WHAT YOU NEED TO DO >>
• a. In the passage on plant water and sun needs, how many growing seasons do drought-tolerant species typically take to become established?
• b. Copy the passage on plant water and sun needs from "Sunlight duration and" up to and including "across the growing season.", substituting "guide" for "shorthand".

PASSAGE PROVIDED >>
☆ ☆ ☆ ☆ ☆ ☆ ☆

Water is typically the primary limiting resource for plant growth — more so than nutrients in most non-waterlogged soils. A plant's water need rating reflects its evolutionary adaptation to moisture availability and its physiological demands during the growing season. It is not a fixed number but a relative classification that interacts with your local rainfall, soil texture, and microclimate.

Low water need (drought-tolerant) species evolved in semi-arid or Mediterranean climates and have structural or physiological adaptations — deep taproots, waxy or silver leaves, CAM photosynthesis, or bulbs that go dormant in summer. Lavender, rosemary, fig, pomegranate, and many alliums are in this category. Once established (typically after 2–3 growing seasons), they need little to no supplemental irrigation in temperate climates. Medium water need species — most temperate fruits, many vegetables, comfrey, and herbs — perform well with natural rainfall in humid climates but need watering during extended dry periods. High water need species — leafy greens, celery, cucumbers, many brassicas — have shallow root systems and high transpiration rates and need consistent soil moisture to avoid bolting, wilting, or poor yields.

Water need interacts strongly with soil texture. Sandy soils drain fast and need more frequent irrigation even for drought-tolerant species during establishment. Clay soils hold water longer, reducing irrigation frequency for medium and low-need species but increasing waterlogging risk for drought-adapted plants. Mulching — a 5–10cm layer of wood chip, straw, or leaf mould — reduces evaporation and can halve irrigation requirements across all water need categories.

Growplot uses water need ratings alongside your soil texture and Köppen zone to rank species by how well they suit your site's natural moisture regime. Species rated as drought-tolerant will be flagged as well-suited to dry zones or sandy soils even where rainfall is low. High water need species in low-rainfall zones will be flagged as requiring irrigation infrastructure before they are practical choices.

Sunlight duration and intensity drive photosynthesis, flowering, fruiting, and the concentration of sugars and essential oils in crops. Sun requirements are a practical shorthand for how much daily solar radiation a species needs to complete its lifecycle and produce a worthwhile yield. They are measured in hours of direct (unobstructed) sunlight per day averaged across the growing season.

Full sun species (6+ hours daily) include almost all fruiting vegetables — tomatoes, peppers, cucumbers, courgettes, squash — along with most grain crops, sun-loving herbs like basil and oregano, and the majority of fruit trees. Without adequate direct sun, these crops produce poor yields, become leggy, have increased disease susceptibility, and in the case of fruit trees, may fail to set fruit entirely. On south-facing walls and slopes, reflective surfaces can amplify solar gain, allowing full-sun crops to succeed even in marginal climates.

☆ ☆ ☆ ☆ ☆ ☆ ☆

[Stored data entries]
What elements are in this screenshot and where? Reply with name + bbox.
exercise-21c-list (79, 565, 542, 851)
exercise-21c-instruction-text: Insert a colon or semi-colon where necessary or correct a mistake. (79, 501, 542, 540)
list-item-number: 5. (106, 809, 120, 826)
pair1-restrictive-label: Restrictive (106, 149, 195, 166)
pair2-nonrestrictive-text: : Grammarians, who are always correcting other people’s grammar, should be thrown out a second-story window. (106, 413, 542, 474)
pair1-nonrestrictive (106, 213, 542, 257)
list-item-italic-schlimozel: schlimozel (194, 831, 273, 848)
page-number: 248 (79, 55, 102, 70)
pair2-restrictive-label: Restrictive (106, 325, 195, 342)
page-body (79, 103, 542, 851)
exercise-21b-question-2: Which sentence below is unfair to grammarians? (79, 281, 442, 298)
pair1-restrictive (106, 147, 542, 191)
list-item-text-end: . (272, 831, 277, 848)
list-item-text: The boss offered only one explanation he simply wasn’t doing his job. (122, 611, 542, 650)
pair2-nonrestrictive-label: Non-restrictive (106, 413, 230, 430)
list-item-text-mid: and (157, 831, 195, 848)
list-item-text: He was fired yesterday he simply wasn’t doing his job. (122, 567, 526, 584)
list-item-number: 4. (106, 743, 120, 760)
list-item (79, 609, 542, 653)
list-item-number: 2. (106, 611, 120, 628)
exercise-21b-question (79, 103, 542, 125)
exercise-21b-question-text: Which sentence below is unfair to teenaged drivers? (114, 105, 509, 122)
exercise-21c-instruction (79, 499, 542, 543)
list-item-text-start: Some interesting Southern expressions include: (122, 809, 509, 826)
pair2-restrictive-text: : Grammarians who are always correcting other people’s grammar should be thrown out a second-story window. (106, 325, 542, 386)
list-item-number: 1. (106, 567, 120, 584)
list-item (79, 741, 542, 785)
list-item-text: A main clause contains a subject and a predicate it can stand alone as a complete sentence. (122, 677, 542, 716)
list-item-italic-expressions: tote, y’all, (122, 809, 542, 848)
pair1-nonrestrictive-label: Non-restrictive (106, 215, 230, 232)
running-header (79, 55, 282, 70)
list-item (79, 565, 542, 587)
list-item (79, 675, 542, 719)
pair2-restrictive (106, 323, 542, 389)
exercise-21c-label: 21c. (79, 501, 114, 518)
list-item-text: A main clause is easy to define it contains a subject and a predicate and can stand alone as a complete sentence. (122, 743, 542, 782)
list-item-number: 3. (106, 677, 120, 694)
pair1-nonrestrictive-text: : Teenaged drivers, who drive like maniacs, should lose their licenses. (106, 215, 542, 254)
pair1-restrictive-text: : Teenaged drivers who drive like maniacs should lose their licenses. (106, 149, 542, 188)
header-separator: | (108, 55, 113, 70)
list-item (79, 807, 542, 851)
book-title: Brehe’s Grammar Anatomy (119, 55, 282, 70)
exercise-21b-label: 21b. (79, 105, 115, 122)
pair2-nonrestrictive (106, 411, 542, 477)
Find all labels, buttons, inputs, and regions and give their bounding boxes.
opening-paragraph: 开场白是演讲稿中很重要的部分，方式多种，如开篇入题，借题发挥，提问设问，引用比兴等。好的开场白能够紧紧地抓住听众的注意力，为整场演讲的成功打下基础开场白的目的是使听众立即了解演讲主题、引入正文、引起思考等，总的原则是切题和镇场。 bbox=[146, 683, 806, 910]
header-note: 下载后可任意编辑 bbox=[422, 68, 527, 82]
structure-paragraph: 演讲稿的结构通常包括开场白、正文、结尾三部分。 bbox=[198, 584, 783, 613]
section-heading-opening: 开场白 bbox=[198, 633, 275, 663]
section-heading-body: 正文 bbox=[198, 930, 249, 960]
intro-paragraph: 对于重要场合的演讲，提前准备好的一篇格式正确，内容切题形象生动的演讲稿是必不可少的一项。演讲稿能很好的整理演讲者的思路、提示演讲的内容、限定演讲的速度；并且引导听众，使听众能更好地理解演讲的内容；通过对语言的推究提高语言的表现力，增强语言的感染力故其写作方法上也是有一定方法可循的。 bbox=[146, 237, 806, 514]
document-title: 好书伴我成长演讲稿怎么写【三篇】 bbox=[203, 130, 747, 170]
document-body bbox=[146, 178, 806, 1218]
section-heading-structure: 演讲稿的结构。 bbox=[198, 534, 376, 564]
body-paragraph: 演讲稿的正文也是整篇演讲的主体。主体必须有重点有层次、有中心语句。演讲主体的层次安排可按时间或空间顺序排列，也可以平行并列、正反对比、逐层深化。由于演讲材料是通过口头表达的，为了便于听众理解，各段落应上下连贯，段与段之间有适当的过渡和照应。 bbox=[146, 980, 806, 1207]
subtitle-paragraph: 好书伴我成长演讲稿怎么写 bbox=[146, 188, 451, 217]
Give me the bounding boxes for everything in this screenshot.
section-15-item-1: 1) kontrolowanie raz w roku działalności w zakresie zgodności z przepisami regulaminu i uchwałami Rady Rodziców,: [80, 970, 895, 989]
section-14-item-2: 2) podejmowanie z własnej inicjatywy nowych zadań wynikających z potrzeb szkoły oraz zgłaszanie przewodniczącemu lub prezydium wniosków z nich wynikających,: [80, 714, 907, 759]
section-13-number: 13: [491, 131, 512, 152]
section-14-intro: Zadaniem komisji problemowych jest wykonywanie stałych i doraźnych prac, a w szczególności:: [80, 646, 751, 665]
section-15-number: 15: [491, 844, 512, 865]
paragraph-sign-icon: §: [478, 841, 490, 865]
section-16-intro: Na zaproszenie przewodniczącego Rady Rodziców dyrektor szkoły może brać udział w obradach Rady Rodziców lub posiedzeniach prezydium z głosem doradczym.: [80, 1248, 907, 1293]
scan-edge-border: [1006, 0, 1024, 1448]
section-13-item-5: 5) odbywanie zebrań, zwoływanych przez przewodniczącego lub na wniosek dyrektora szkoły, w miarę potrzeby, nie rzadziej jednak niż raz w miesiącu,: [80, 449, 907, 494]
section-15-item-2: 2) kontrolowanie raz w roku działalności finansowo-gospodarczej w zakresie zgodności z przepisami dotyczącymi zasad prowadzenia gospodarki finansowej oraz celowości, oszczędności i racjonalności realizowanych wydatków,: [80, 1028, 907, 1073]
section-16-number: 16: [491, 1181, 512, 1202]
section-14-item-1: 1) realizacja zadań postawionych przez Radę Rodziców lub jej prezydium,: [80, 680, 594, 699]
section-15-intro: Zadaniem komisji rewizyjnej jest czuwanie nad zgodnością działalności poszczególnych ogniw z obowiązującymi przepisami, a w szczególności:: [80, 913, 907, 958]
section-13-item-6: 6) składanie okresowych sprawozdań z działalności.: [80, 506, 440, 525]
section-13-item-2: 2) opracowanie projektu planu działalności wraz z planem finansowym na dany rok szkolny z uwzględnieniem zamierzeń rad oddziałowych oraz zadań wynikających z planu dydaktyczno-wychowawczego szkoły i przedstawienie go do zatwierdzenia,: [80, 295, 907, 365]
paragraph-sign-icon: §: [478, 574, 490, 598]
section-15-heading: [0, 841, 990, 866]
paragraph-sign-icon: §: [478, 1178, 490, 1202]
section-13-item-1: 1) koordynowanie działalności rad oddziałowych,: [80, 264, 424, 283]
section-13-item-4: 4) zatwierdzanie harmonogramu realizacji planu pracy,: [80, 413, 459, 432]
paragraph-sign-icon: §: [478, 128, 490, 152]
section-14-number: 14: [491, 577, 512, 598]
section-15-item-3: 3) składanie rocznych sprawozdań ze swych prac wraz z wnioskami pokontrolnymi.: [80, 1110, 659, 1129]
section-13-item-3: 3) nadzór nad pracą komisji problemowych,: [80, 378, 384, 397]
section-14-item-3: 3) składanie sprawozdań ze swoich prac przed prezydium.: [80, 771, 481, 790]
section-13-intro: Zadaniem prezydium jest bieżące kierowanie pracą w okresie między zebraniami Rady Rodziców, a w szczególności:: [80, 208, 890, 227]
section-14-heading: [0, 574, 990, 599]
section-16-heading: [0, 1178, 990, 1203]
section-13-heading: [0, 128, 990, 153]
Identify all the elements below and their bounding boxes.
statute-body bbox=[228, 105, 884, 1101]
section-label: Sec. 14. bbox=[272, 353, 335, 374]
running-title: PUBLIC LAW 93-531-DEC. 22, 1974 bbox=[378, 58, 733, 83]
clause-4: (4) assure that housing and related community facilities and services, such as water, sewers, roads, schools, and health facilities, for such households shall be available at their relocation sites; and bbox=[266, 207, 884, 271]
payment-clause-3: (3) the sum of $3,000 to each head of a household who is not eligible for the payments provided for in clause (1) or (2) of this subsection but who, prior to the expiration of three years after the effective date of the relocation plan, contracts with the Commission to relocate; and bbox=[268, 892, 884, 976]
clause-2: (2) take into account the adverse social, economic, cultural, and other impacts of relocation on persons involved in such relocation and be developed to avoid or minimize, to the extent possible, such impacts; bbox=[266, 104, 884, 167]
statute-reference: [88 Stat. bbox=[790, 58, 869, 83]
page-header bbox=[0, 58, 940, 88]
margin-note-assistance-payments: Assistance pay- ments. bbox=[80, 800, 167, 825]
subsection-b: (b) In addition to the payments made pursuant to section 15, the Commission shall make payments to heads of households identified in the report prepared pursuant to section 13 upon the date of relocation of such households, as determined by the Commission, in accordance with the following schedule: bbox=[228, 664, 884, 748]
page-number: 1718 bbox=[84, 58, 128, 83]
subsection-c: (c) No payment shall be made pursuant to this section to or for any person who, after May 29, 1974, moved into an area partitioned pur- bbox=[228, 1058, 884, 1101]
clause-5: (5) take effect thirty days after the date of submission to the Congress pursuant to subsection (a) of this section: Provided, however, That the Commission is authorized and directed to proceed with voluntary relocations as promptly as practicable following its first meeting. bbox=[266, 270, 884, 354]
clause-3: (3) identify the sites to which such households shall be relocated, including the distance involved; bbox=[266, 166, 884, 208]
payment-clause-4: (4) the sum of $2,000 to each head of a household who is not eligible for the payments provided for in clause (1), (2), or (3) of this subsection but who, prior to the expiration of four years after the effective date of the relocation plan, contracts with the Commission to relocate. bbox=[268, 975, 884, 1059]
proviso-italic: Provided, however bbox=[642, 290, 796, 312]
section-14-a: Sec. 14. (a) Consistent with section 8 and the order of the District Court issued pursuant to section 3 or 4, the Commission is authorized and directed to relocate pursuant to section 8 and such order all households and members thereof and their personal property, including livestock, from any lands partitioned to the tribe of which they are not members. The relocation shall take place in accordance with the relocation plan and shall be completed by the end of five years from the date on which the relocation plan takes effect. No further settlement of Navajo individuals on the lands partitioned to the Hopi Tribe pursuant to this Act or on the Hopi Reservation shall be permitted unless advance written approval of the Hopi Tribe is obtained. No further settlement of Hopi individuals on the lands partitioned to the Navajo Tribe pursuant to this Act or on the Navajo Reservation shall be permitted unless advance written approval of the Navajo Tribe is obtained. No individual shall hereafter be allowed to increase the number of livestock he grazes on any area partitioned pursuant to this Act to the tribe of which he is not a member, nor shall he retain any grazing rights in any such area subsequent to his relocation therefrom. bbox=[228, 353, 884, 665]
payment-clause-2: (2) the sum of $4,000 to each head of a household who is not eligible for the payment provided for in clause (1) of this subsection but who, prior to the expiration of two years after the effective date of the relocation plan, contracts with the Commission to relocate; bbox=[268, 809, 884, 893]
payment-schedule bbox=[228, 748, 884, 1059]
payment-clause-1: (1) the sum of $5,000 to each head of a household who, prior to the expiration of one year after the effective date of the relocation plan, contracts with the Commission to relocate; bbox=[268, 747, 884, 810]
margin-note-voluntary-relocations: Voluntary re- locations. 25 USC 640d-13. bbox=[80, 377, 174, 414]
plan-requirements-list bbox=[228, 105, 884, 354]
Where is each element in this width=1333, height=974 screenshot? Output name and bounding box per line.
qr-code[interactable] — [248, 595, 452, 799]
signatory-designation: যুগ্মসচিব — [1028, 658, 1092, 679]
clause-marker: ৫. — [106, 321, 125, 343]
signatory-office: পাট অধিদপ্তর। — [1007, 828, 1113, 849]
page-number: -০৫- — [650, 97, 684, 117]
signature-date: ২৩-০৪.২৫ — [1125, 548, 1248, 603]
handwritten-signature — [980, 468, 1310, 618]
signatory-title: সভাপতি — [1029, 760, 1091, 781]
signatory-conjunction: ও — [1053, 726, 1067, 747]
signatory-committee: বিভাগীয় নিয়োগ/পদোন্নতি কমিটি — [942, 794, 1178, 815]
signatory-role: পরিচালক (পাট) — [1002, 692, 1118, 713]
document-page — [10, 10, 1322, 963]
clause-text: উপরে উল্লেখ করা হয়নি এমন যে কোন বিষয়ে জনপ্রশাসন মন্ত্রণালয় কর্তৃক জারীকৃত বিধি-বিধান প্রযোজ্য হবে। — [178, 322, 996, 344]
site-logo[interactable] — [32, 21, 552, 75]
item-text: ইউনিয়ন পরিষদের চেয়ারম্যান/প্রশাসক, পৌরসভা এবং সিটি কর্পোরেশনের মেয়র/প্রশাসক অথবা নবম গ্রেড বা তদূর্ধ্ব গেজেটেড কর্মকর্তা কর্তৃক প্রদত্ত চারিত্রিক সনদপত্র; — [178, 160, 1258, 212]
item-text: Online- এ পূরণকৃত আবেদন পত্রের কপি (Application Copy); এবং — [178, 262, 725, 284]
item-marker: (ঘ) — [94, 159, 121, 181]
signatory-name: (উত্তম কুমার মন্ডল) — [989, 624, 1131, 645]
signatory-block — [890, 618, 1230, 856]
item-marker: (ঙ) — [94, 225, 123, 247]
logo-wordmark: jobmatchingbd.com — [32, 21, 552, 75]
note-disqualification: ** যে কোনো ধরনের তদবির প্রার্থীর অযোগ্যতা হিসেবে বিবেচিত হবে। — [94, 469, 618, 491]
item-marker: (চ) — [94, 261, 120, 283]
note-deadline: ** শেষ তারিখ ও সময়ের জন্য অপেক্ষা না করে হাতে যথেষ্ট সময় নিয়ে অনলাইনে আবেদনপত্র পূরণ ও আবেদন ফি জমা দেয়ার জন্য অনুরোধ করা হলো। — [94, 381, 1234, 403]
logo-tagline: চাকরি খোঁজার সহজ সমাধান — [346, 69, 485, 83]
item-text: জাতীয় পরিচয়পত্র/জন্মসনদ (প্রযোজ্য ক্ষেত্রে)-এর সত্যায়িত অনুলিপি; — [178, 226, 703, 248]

☆ ☆ ☆ ☆ ☆ ☆ ☆

COMPLETED EXERCISE >>
• a. Typically 2–3 growing seasons.

• b.
Sunlight duration and intensity drive photosynthesis, flowering, fruiting, and the concentration of sugars and essential oils in crops. Sun requirements are a practical guide for how much daily solar radiation a species needs to complete its lifecycle and produce a worthwhile yield. They are measured in hours of direct (unobstructed) sunlight per day averaged across the growing season.